• **Do this**: From the listing below, extract each line containing the string "tiga".

• **Extracted records**:
-- Begin --

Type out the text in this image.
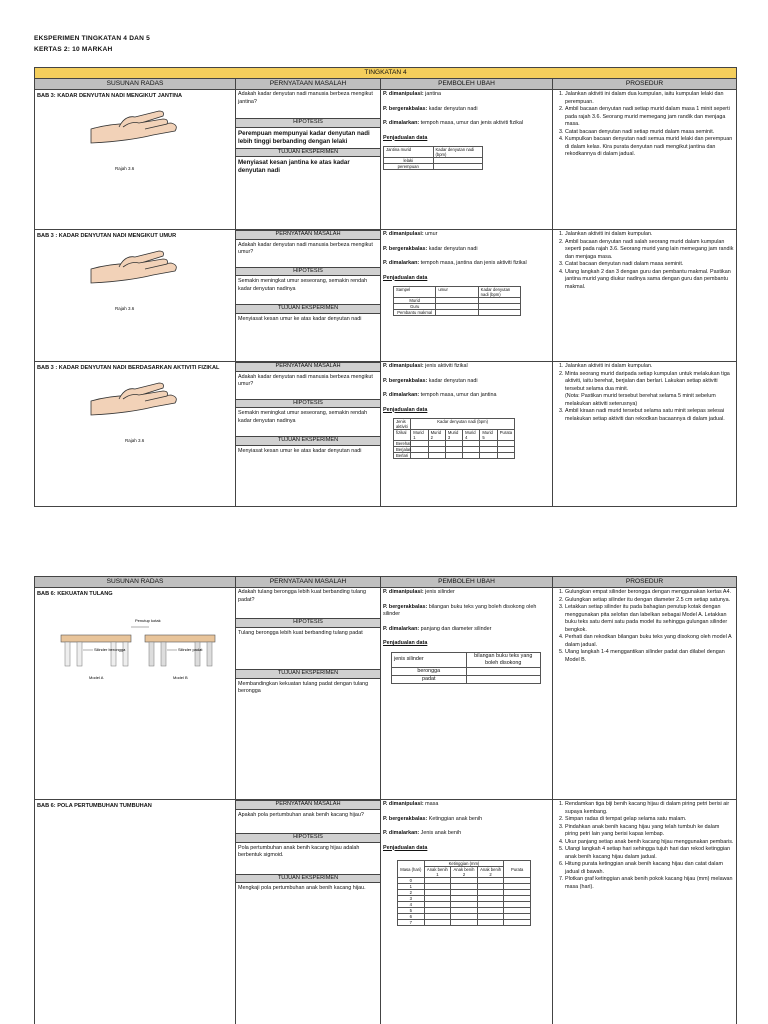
EKSPERIMEN TINGKATAN 4 DAN 5
KERTAS 2: 10 MARKAH
TINGKATAN 4
SUSUNAN RADAS	PERNYATAAN MASALAH	PEMBOLEH UBAH	PROSEDUR

BAB 3: KADAR DENYUTAN NADI MENGIKUT JANTINA
Rajah 3.6

Adakah kadar denyutan nadi manusia berbeza mengikut jantina?
HIPOTESIS
Perempuan mempunyai kadar denyutan nadi lebih tinggi berbanding dengan lelaki
TUJUAN EKSPERIMEN
Menyiasat kesan jantina ke atas kadar denyutan nadi

P. dimanipulasi: jantina
P. bergerakbalas: kadar denyutan nadi
P. dimalarkan: tempoh masa, umur dan jenis aktiviti fizikal
Penjadualan data
Jantina murid	Kadar denyutan nadi (bpm)
lelaki	
perempuan	

1. Jalankan aktiviti ini dalam dua kumpulan, iaitu kumpulan lelaki dan perempuan.
2. Ambil bacaan denyutan nadi setiap murid dalam masa 1 minit seperti pada rajah 3.6. Seorang murid memegang jam randik dan menjaga masa.
3. Catat bacaan denyutan nadi setiap murid dalam masa seminit.
4. Kumpulkan bacaan denyutan nadi semua murid lelaki dan perempuan di dalam kelas. Kira purata denyutan nadi mengikut jantina dan rekodkannya di dalam jadual.

BAB 3 : KADAR DENYUTAN NADI MENGIKUT UMUR
Rajah 3.6

PERNYATAAN MASALAH
Adakah kadar denyutan nadi manusia berbeza mengikut umur?
HIPOTESIS
Semakin meningkat umur seseorang, semakin rendah kadar denyutan nadinya
TUJUAN EKSPERIMEN
Menyiasat kesan umur ke atas kadar denyutan nadi

P. dimanipulasi: umur
P. bergerakbalas: kadar denyutan nadi
P. dimalarkan: tempoh masa, jantina dan jenis aktiviti fizikal
Penjadualan data
Sampel	umur	Kadar denyutan nadi (bpm)
Murid		
Guru		
Pembantu makmal		

1. Jalankan aktiviti ini dalam kumpulan.
2. Ambil bacaan denyutan nadi salah seorang murid dalam kumpulan seperti pada rajah 3.6. Seorang murid yang lain memegang jam randik dan menjaga masa.
3. Catat bacaan denyutan nadi dalam masa seminit.
4. Ulang langkah 2 dan 3 dengan guru dan pembantu makmal. Pastikan jantina murid yang diukur nadinya sama dengan guru dan pembantu makmal.

BAB 3 : KADAR DENYUTAN NADI BERDASARKAN AKTIVITI FIZIKAL
Rajah 3.6

PERNYATAAN MASALAH
Adakah kadar denyutan nadi manusia berbeza mengikut umur?
HIPOTESIS
Semakin meningkat umur seseorang, semakin rendah kadar denyutan nadinya
TUJUAN EKSPERIMEN
Menyiasat kesan umur ke atas kadar denyutan nadi

P. dimanipulasi: jenis aktiviti fizikal
P. bergerakbalas: kadar denyutan nadi
P. dimalarkan: tempoh masa, umur dan jantina
Penjadualan data
Jenis aktiviti	Kadar denyutan nadi (bpm)
fizikal	Murid 1	Murid 2	Murid 3	Murid 4	Murid 5	Purata
Berehat						
Berjalan						
Berlari						

1. Jalankan aktiviti ini dalam kumpulan.
2. Minta seorang murid daripada setiap kumpulan untuk melakukan tiga aktiviti, iaitu berehat, berjalan dan berlari. Lakukan setiap aktiviti tersebut selama dua minit.
(Nota: Pastikan murid tersebut berehat selama 5 minit sebelum melakukan aktiviti seterusnya)
3. Ambil kiraan nadi murid tersebut selama satu minit selepas selesai melakukan setiap aktiviti dan rekodkan bacaannya di dalam jadual.
SUSUNAN RADAS	PERNYATAAN MASALAH	PEMBOLEH UBAH	PROSEDUR

BAB 6: KEKUATAN TULANG
Penutup kotak
Silinder berongga	Silinder padat
Model A	Model B

Adakah tulang berongga lebih kuat berbanding tulang padat?
HIPOTESIS
Tulang berongga lebih kuat berbanding tulang padat
TUJUAN EKSPERIMEN
Membandingkan kekuatan tulang padat dengan tulang berongga

P. dimanipulasi: jenis silinder
P. bergerakbalas: bilangan buku teks yang boleh disokong oleh silinder
P. dimalarkan: panjang dan diameter silinder
Penjadualan data
jenis silinder	bilangan buku teks yang boleh disokong
berongga	
padat	

1. Gulungkan empat silinder berongga dengan menggunakan kertas A4.
2. Gulungkan setiap silinder itu dengan diameter 2.5 cm setiap satunya.
3. Letakkan setiap silinder itu pada bahagian penutup kotak dengan menggunakan pita selofan dan labelkan sebagai Model A. Letakkan buku teks satu demi satu pada model itu sehingga gulungan silinder bengkok.
4. Perhati dan rekodkan bilangan buku teks yang disokong oleh model A dalam jadual.
5. Ulang langkah 1-4 menggantikan silinder padat dan dilabel dengan Model B.

BAB 6: POLA PERTUMBUHAN TUMBUHAN	PERNYATAAN MASALAH
Apakah pola pertumbuhan anak benih kacang hijau?
HIPOTESIS
Pola pertumbuhan anak benih kacang hijau adalah berbentuk sigmoid.
TUJUAN EKSPERIMEN
Mengkaji pola pertumbuhan anak benih kacang hijau.

P. dimanipulasi: masa
P. bergerakbalas: Ketinggian anak benih
P. dimalarkan: Jenis anak benih
Penjadualan data
Masa (hari)	Ketinggian (mm)	Purata
Anak benih 1	Anak benih 2	Anak benih 2
0				
1				
2				
3				
4				
5				
6				
7				

1. Rendamkan tiga biji benih kacang hijau di dalam piring petri berisi air supaya kembang.
2. Simpan radas di tempat gelap selama satu malam.
3. Pindahkan anak benih kacang hijau yang telah tumbuh ke dalam piring petri lain yang berisi kapas lembap.
4. Ukur panjang setiap anak benih kacang hijau menggunakan pembaris.
5. Ulangi langkah 4 setiap hari sehingga tujuh hari dan rekod ketinggian anak benih kacang hijau dalam jadual.
6. Hitung purata ketinggian anak benih kacang hijau dan catat dalam jadual di bawah.
7. Plotkan graf ketinggian anak benih pokok kacang hijau (mm) melawan masa (hari).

-- End --

• **Correct result**:
2. Minta seorang murid daripada setiap kumpulan untuk melakukan tiga aktiviti, iaitu berehat, berjalan dan berlari. Lakukan setiap aktiviti tersebut selama dua minit.
1. Rendamkan tiga biji benih kacang hijau di dalam piring petri berisi air supaya kembang.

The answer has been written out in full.